WHAT IS EXPECTED. Every entry that follows needs to be repeated exactly.

* START *

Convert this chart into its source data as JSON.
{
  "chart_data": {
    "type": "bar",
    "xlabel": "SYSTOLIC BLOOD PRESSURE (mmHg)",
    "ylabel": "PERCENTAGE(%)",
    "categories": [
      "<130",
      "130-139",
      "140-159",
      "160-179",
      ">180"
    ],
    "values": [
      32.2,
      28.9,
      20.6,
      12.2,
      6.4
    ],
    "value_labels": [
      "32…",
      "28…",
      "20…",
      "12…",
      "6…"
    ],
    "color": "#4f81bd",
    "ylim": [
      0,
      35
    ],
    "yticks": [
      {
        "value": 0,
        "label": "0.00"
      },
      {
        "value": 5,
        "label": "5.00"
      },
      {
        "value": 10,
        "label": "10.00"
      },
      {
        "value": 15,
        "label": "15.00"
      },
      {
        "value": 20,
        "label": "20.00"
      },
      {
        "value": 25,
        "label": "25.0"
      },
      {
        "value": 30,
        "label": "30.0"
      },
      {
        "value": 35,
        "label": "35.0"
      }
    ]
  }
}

* END *

WORKED ANSWER.
Convert this chart into its source data as JSON.
{
  "chart_data": {
    "type": "bar",
    "xlabel": "SYSTOLIC BLOOD PRESSURE (mmHg)",
    "ylabel": "PERCENTAGE(%)",
    "categories": [
      "<130",
      "130-139",
      "140-159",
      "160-179",
      ">180"
    ],
    "values": [
      32.2,
      28.9,
      20.6,
      12.2,
      6.4
    ],
    "value_labels": [
      "32…",
      "28…",
      "20…",
      "12…",
      "6…"
    ],
    "color": "#4f81bd",
    "ylim": [
      0,
      35
    ],
    "yticks": [
      {
        "value": 0,
        "label": "0.00"
      },
      {
        "value": 5,
        "label": "5.00"
      },
      {
        "value": 10,
        "label": "10.00"
      },
      {
        "value": 15,
        "label": "15.00"
      },
      {
        "value": 20,
        "label": "20.00"
      },
      {
        "value": 25,
        "label": "25.0"
      },
      {
        "value": 30,
        "label": "30.0"
      },
      {
        "value": 35,
        "label": "35.0"
      }
    ]
  }
}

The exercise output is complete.